Data to use –
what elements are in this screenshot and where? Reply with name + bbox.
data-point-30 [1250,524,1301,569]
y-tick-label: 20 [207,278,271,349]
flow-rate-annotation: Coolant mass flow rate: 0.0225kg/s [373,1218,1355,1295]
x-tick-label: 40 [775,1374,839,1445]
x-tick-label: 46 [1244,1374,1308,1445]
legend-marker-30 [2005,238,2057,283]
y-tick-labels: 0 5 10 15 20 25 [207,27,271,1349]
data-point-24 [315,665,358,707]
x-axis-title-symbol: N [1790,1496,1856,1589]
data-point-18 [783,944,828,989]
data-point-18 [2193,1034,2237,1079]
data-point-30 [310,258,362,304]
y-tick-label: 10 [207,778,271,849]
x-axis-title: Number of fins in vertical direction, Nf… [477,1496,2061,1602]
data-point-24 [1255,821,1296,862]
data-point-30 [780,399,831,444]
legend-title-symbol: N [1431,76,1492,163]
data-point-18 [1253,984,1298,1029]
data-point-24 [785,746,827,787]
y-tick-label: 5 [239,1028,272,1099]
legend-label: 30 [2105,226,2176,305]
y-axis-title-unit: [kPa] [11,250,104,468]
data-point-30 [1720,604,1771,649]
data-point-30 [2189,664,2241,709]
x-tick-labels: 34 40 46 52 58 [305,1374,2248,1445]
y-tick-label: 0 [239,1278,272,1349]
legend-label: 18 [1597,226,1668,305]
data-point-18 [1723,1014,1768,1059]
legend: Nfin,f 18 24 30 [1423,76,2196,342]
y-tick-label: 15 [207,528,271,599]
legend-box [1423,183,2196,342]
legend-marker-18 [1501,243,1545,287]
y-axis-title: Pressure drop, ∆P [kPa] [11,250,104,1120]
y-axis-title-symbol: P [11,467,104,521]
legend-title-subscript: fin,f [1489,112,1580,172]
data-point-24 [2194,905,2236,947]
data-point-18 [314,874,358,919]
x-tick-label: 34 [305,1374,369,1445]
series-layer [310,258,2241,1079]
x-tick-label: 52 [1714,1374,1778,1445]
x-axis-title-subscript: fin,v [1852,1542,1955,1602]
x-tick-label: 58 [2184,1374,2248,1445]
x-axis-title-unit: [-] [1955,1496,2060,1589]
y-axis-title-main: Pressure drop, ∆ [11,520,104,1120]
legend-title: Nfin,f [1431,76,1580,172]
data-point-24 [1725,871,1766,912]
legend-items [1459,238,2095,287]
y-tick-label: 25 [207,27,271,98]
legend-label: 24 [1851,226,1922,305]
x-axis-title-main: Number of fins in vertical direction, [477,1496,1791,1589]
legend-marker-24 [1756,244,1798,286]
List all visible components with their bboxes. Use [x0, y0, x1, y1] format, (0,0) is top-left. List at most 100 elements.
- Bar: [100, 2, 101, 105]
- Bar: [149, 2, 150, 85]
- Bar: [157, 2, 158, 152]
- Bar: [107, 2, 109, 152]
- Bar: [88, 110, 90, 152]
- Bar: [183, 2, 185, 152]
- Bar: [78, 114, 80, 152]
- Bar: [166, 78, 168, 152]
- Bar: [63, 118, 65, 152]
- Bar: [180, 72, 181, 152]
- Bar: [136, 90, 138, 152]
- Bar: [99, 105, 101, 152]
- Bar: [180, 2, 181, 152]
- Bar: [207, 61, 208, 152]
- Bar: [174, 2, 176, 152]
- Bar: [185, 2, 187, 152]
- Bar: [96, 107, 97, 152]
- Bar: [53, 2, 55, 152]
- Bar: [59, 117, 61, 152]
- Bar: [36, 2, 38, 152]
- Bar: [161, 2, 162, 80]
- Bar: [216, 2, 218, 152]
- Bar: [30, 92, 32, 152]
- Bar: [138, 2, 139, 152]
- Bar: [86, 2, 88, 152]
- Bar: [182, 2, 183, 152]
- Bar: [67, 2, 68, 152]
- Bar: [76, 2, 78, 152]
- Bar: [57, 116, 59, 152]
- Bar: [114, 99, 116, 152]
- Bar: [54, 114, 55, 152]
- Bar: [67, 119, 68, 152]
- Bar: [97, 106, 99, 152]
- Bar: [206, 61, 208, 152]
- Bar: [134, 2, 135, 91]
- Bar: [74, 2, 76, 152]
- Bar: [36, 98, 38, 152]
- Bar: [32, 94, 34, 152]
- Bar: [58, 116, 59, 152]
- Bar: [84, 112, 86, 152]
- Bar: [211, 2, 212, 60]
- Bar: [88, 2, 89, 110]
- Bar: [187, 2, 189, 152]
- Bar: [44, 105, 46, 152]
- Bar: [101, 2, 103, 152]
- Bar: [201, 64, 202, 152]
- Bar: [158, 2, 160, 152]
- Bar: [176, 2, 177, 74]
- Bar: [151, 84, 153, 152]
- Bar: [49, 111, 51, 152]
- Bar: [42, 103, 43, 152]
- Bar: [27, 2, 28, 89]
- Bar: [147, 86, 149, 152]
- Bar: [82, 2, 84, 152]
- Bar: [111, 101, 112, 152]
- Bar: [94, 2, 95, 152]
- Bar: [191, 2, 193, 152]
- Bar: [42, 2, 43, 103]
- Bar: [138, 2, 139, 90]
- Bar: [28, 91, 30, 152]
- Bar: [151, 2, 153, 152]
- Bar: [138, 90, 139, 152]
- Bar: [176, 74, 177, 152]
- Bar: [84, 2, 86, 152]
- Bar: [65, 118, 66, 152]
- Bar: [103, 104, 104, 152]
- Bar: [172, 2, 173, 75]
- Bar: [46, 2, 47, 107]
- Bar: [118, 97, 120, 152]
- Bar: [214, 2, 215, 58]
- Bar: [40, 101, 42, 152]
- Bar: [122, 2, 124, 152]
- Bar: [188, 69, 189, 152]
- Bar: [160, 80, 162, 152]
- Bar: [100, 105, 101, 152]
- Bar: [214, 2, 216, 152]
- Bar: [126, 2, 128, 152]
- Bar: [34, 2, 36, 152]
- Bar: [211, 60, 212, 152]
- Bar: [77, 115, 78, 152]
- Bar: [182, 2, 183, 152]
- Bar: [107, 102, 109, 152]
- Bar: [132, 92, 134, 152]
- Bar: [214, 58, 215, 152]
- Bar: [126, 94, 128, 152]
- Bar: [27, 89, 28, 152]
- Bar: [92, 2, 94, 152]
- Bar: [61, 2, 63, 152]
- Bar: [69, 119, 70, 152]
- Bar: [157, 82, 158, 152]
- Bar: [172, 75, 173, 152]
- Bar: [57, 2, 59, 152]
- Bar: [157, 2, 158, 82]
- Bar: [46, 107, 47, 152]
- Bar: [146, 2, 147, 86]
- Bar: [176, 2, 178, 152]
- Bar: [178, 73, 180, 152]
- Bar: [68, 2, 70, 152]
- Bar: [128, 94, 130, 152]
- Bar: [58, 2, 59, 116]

Set task – Convert every line of the data above into a JSON array of strings, one string per line, with blank lines omitted.

Response to this exercise –
[
  "what elements are in this screenshot and where? Reply with name + bbox.",
  "data-point-30 [1250,524,1301,569]",
  "y-tick-label: 20 [207,278,271,349]",
  "flow-rate-annotation: Coolant mass flow rate: 0.0225kg/s [373,1218,1355,1295]",
  "x-tick-label: 40 [775,1374,839,1445]",
  "x-tick-label: 46 [1244,1374,1308,1445]",
  "legend-marker-30 [2005,238,2057,283]",
  "y-tick-labels: 0 5 10 15 20 25 [207,27,271,1349]",
  "data-point-24 [315,665,358,707]",
  "x-axis-title-symbol: N [1790,1496,1856,1589]",
  "data-point-18 [783,944,828,989]",
  "data-point-18 [2193,1034,2237,1079]",
  "data-point-30 [310,258,362,304]",
  "y-tick-label: 10 [207,778,271,849]",
  "x-axis-title: Number of fins in vertical direction, Nf… [477,1496,2061,1602]",
  "data-point-24 [1255,821,1296,862]",
  "data-point-30 [780,399,831,444]",
  "legend-title-symbol: N [1431,76,1492,163]",
  "data-point-18 [1253,984,1298,1029]",
  "data-point-24 [785,746,827,787]",
  "y-tick-label: 5 [239,1028,272,1099]",
  "legend-label: 30 [2105,226,2176,305]",
  "y-axis-title-unit: [kPa] [11,250,104,468]",
  "data-point-30 [1720,604,1771,649]",
  "data-point-30 [2189,664,2241,709]",
  "x-tick-labels: 34 40 46 52 58 [305,1374,2248,1445]",
  "y-tick-label: 0 [239,1278,272,1349]",
  "legend-label: 18 [1597,226,1668,305]",
  "data-point-18 [1723,1014,1768,1059]",
  "legend: Nfin,f 18 24 30 [1423,76,2196,342]",
  "y-tick-label: 15 [207,528,271,599]",
  "legend-box [1423,183,2196,342]",
  "legend-marker-18 [1501,243,1545,287]",
  "y-axis-title: Pressure drop, ∆P [kPa] [11,250,104,1120]",
  "y-axis-title-symbol: P [11,467,104,521]",
  "legend-title-subscript: fin,f [1489,112,1580,172]",
  "data-point-24 [2194,905,2236,947]",
  "data-point-18 [314,874,358,919]",
  "x-tick-label: 34 [305,1374,369,1445]",
  "series-layer [310,258,2241,1079]",
  "x-tick-label: 52 [1714,1374,1778,1445]",
  "x-axis-title-subscript: fin,v [1852,1542,1955,1602]",
  "x-tick-label: 58 [2184,1374,2248,1445]",
  "x-axis-title-unit: [-] [1955,1496,2060,1589]",
  "y-axis-title-main: Pressure drop, ∆ [11,520,104,1120]",
  "legend-title: Nfin,f [1431,76,1580,172]",
  "data-point-24 [1725,871,1766,912]",
  "legend-items [1459,238,2095,287]",
  "y-tick-label: 25 [207,27,271,98]",
  "legend-label: 24 [1851,226,1922,305]",
  "x-axis-title-main: Number of fins in vertical direction, [477,1496,1791,1589]",
  "legend-marker-24 [1756,244,1798,286]",
  "List all visible components with their bboxes. Use [x0, y0, x1, y1] format, (0,0) is top-left. List at most 100 elements.",
  "- Bar: [100, 2, 101, 105]",
  "- Bar: [149, 2, 150, 85]",
  "- Bar: [157, 2, 158, 152]",
  "- Bar: [107, 2, 109, 152]",
  "- Bar: [88, 110, 90, 152]",
  "- Bar: [183, 2, 185, 152]",
  "- Bar: [78, 114, 80, 152]",
  "- Bar: [166, 78, 168, 152]",
  "- Bar: [63, 118, 65, 152]",
  "- Bar: [180, 72, 181, 152]",
  "- Bar: [136, 90, 138, 152]",
  "- Bar: [99, 105, 101, 152]",
  "- Bar: [180, 2, 181, 152]",
  "- Bar: [207, 61, 208, 152]",
  "- Bar: [174, 2, 176, 152]",
  "- Bar: [185, 2, 187, 152]",
  "- Bar: [96, 107, 97, 152]",
  "- Bar: [53, 2, 55, 152]",
  "- Bar: [59, 117, 61, 152]",
  "- Bar: [36, 2, 38, 152]",
  "- Bar: [161, 2, 162, 80]",
  "- Bar: [216, 2, 218, 152]",
  "- Bar: [30, 92, 32, 152]",
  "- Bar: [138, 2, 139, 152]",
  "- Bar: [86, 2, 88, 152]",
  "- Bar: [182, 2, 183, 152]",
  "- Bar: [67, 2, 68, 152]",
  "- Bar: [76, 2, 78, 152]",
  "- Bar: [57, 116, 59, 152]",
  "- Bar: [114, 99, 116, 152]",
  "- Bar: [54, 114, 55, 152]",
  "- Bar: [67, 119, 68, 152]",
  "- Bar: [97, 106, 99, 152]",
  "- Bar: [206, 61, 208, 152]",
  "- Bar: [134, 2, 135, 91]",
  "- Bar: [74, 2, 76, 152]",
  "- Bar: [36, 98, 38, 152]",
  "- Bar: [32, 94, 34, 152]",
  "- Bar: [58, 116, 59, 152]",
  "- Bar: [84, 112, 86, 152]",
  "- Bar: [211, 2, 212, 60]",
  "- Bar: [88, 2, 89, 110]",
  "- Bar: [187, 2, 189, 152]",
  "- Bar: [44, 105, 46, 152]",
  "- Bar: [101, 2, 103, 152]",
  "- Bar: [201, 64, 202, 152]",
  "- Bar: [158, 2, 160, 152]",
  "- Bar: [176, 2, 177, 74]",
  "- Bar: [151, 84, 153, 152]",
  "- Bar: [49, 111, 51, 152]",
  "- Bar: [42, 103, 43, 152]",
  "- Bar: [27, 2, 28, 89]",
  "- Bar: [147, 86, 149, 152]",
  "- Bar: [82, 2, 84, 152]",
  "- Bar: [111, 101, 112, 152]",
  "- Bar: [94, 2, 95, 152]",
  "- Bar: [191, 2, 193, 152]",
  "- Bar: [42, 2, 43, 103]",
  "- Bar: [138, 2, 139, 90]",
  "- Bar: [28, 91, 30, 152]",
  "- Bar: [151, 2, 153, 152]",
  "- Bar: [138, 90, 139, 152]",
  "- Bar: [176, 74, 177, 152]",
  "- Bar: [84, 2, 86, 152]",
  "- Bar: [65, 118, 66, 152]",
  "- Bar: [103, 104, 104, 152]",
  "- Bar: [172, 2, 173, 75]",
  "- Bar: [46, 2, 47, 107]",
  "- Bar: [118, 97, 120, 152]",
  "- Bar: [214, 2, 215, 58]",
  "- Bar: [40, 101, 42, 152]",
  "- Bar: [122, 2, 124, 152]",
  "- Bar: [188, 69, 189, 152]",
  "- Bar: [160, 80, 162, 152]",
  "- Bar: [100, 105, 101, 152]",
  "- Bar: [214, 2, 216, 152]",
  "- Bar: [126, 2, 128, 152]",
  "- Bar: [34, 2, 36, 152]",
  "- Bar: [211, 60, 212, 152]",
  "- Bar: [77, 115, 78, 152]",
  "- Bar: [182, 2, 183, 152]",
  "- Bar: [107, 102, 109, 152]",
  "- Bar: [132, 92, 134, 152]",
  "- Bar: [214, 58, 215, 152]",
  "- Bar: [126, 94, 128, 152]",
  "- Bar: [27, 89, 28, 152]",
  "- Bar: [92, 2, 94, 152]",
  "- Bar: [61, 2, 63, 152]",
  "- Bar: [69, 119, 70, 152]",
  "- Bar: [157, 82, 158, 152]",
  "- Bar: [172, 75, 173, 152]",
  "- Bar: [57, 2, 59, 152]",
  "- Bar: [157, 2, 158, 82]",
  "- Bar: [46, 107, 47, 152]",
  "- Bar: [146, 2, 147, 86]",
  "- Bar: [176, 2, 178, 152]",
  "- Bar: [178, 73, 180, 152]",
  "- Bar: [68, 2, 70, 152]",
  "- Bar: [128, 94, 130, 152]",
  "- Bar: [58, 2, 59, 116]"
]